Exercise goal
Count, in the entries, the lines with "nhập". Answer with the number only.

[Dataset entries]
## Start

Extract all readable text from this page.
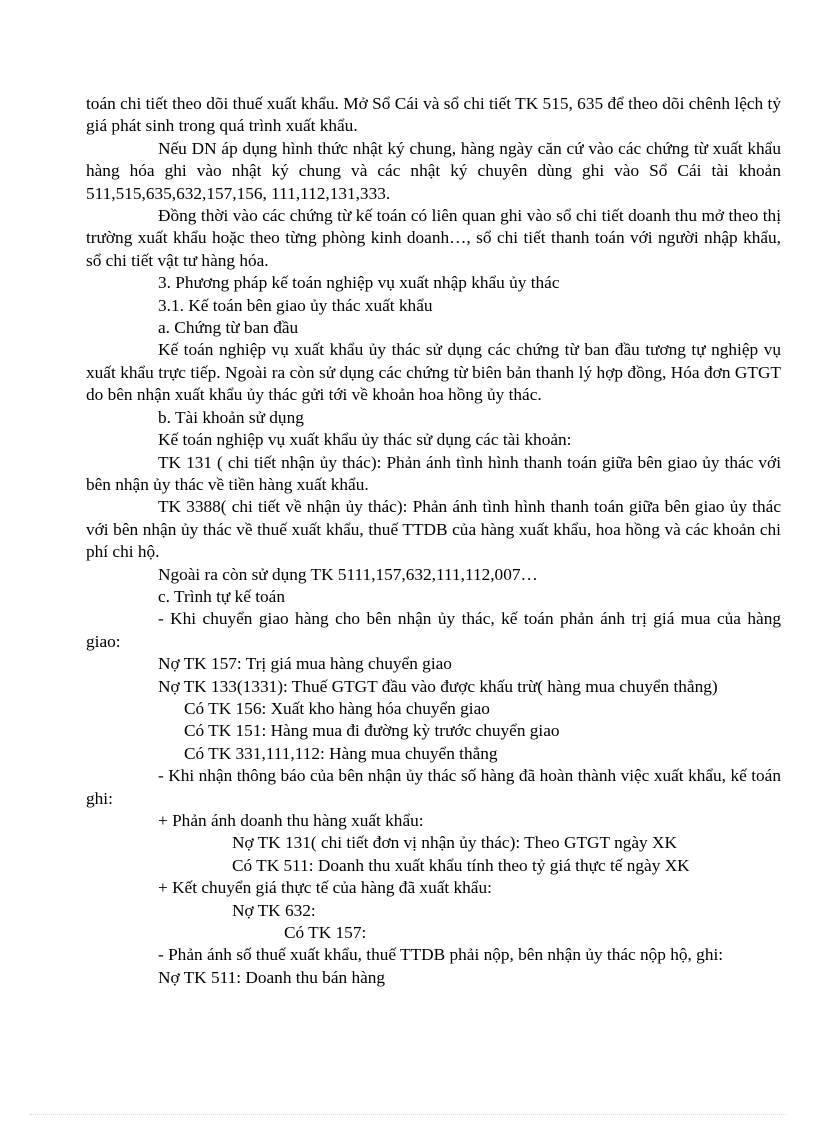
toán chi tiết theo dõi thuế xuất khẩu. Mở Sổ Cái và sổ chi tiết TK 515, 635 để theo dõi chênh lệch tỷ giá phát sinh trong quá trình xuất khẩu.

Nếu DN áp dụng hình thức nhật ký chung, hàng ngày căn cứ vào các chứng từ xuất khẩu hàng hóa ghi vào nhật ký chung và các nhật ký chuyên dùng ghi vào Sổ Cái tài khoản 511,515,635,632,157,156, 111,112,131,333.

Đồng thời vào các chứng từ kế toán có liên quan ghi vào sổ chi tiết doanh thu mở theo thị trường xuất khẩu hoặc theo từng phòng kinh doanh…, sổ chi tiết thanh toán với người nhập khẩu, sổ chi tiết vật tư hàng hóa.

3. Phương pháp kế toán nghiệp vụ xuất nhập khẩu ủy thác

3.1. Kế toán bên giao ủy thác xuất khẩu

a. Chứng từ ban đầu

Kế toán nghiệp vụ xuất khẩu ủy thác sử dụng các chứng từ ban đầu tương tự nghiệp vụ xuất khẩu trực tiếp. Ngoài ra còn sử dụng các chứng từ biên bản thanh lý hợp đồng, Hóa đơn GTGT do bên nhận xuất khẩu ủy thác gửi tới về khoản hoa hồng ủy thác.

b. Tài khoản sử dụng

Kế toán nghiệp vụ xuất khẩu ủy thác sử dụng các tài khoản:

TK 131 ( chi tiết nhận ủy thác): Phản ánh tình hình thanh toán giữa bên giao ủy thác với bên nhận ủy thác về tiền hàng xuất khẩu.

TK 3388( chi tiết về nhận ủy thác): Phản ánh tình hình thanh toán giữa bên giao ủy thác với bên nhận ủy thác về thuế xuất khẩu, thuế TTDB của hàng xuất khẩu, hoa hồng và các khoản chi phí chi hộ.

Ngoài ra còn sử dụng TK 5111,157,632,111,112,007…

c. Trình tự kế toán

- Khi chuyển giao hàng cho bên nhận ủy thác, kế toán phản ánh trị giá mua của hàng giao:

Nợ TK 157: Trị giá mua hàng chuyển giao

Nợ TK 133(1331): Thuế GTGT đầu vào được khấu trừ( hàng mua chuyển thẳng)

Có TK 156: Xuất kho hàng hóa chuyển giao

Có TK 151: Hàng mua đi đường kỳ trước chuyển giao

Có TK 331,111,112: Hàng mua chuyển thẳng

- Khi nhận thông báo của bên nhận ủy thác số hàng đã hoàn thành việc xuất khẩu, kế toán ghi:

+ Phản ánh doanh thu hàng xuất khẩu:

Nợ TK 131( chi tiết đơn vị nhận ủy thác): Theo GTGT ngày XK

Có TK 511: Doanh thu xuất khẩu tính theo tỷ giá thực tế ngày XK

+ Kết chuyển giá thực tế của hàng đã xuất khẩu:

Nợ TK 632:

Có TK 157:

- Phản ánh số thuế xuất khẩu, thuế TTDB phải nộp, bên nhận ủy thác nộp hộ, ghi:

Nợ TK 511: Doanh thu bán hàng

## End

Response to the exercise
2